- RECORDS SHOWN
##############################
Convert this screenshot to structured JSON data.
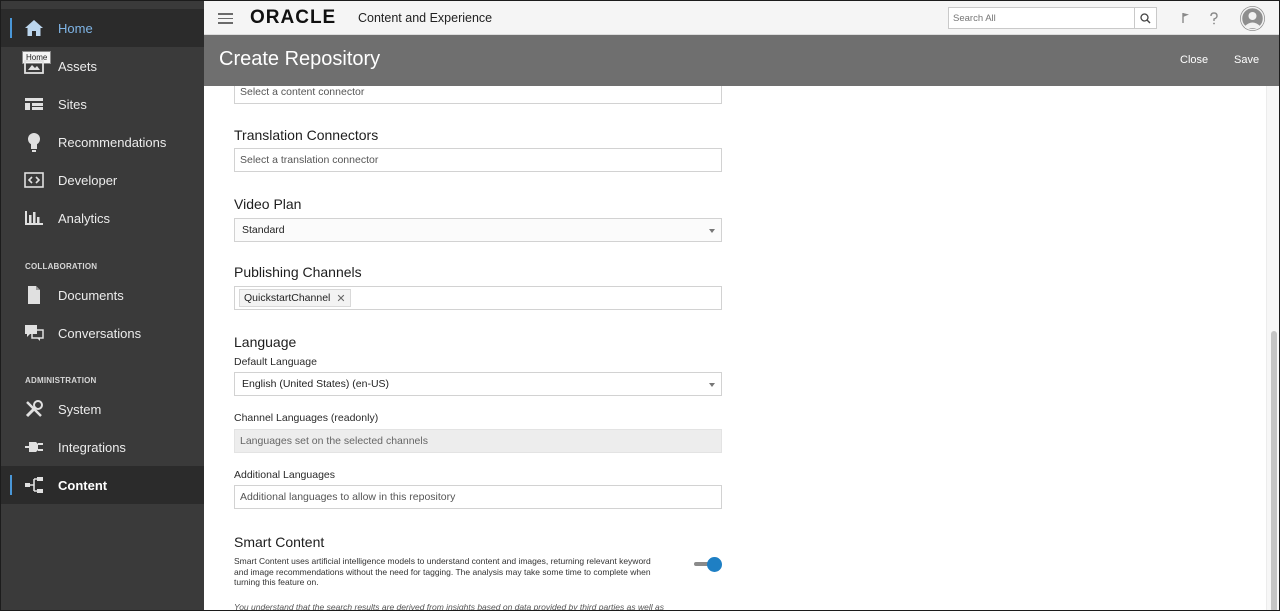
{
  "sidebar": {
    "tooltip": "Home",
    "items": [
      {
        "label": "Home",
        "icon": "home-icon"
      },
      {
        "label": "Assets",
        "icon": "assets-icon"
      },
      {
        "label": "Sites",
        "icon": "sites-icon"
      },
      {
        "label": "Recommendations",
        "icon": "lightbulb-icon"
      },
      {
        "label": "Developer",
        "icon": "code-icon"
      },
      {
        "label": "Analytics",
        "icon": "bar-chart-icon"
      },
      {
        "label": "Documents",
        "icon": "document-icon"
      },
      {
        "label": "Conversations",
        "icon": "conversations-icon"
      },
      {
        "label": "System",
        "icon": "tools-icon"
      },
      {
        "label": "Integrations",
        "icon": "plug-icon"
      },
      {
        "label": "Content",
        "icon": "content-tree-icon"
      }
    ],
    "sections": {
      "collaboration": "COLLABORATION",
      "administration": "ADMINISTRATION"
    },
    "colors": {
      "background": "#3a3a3a",
      "active_accent": "#4a97d8"
    }
  },
  "header": {
    "brand": "ORACLE",
    "product": "Content and Experience",
    "search_placeholder": "Search All"
  },
  "page": {
    "title": "Create Repository",
    "close_label": "Close",
    "save_label": "Save"
  },
  "form": {
    "content_connector_placeholder": "Select a content connector",
    "translation_connectors": {
      "title": "Translation Connectors",
      "placeholder": "Select a translation connector"
    },
    "video_plan": {
      "title": "Video Plan",
      "value": "Standard"
    },
    "publishing_channels": {
      "title": "Publishing Channels",
      "chips": [
        "QuickstartChannel"
      ],
      "remove_glyph": "✕"
    },
    "language": {
      "title": "Language",
      "default_label": "Default Language",
      "default_value": "English (United States) (en-US)",
      "channel_label": "Channel Languages (readonly)",
      "channel_placeholder": "Languages set on the selected channels",
      "additional_label": "Additional Languages",
      "additional_placeholder": "Additional languages to allow in this repository"
    },
    "smart_content": {
      "title": "Smart Content",
      "description": "Smart Content uses artificial intelligence models to understand content and images, returning relevant keyword and image recommendations without the need for tagging. The analysis may take some time to complete when turning this feature on.",
      "enabled": true,
      "toggle_color": "#1e7fc4",
      "disclaimer": "You understand that the search results are derived from insights based on data provided by third parties as well as"
    }
  }
}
##############################
- WHAT IS REQUIRED
Go through the entries above and copy every line containing "data".

- COMPLETED TASK
Convert this screenshot to structured JSON data.
      "disclaimer": "You understand that the search results are derived from insights based on data provided by third parties as well as"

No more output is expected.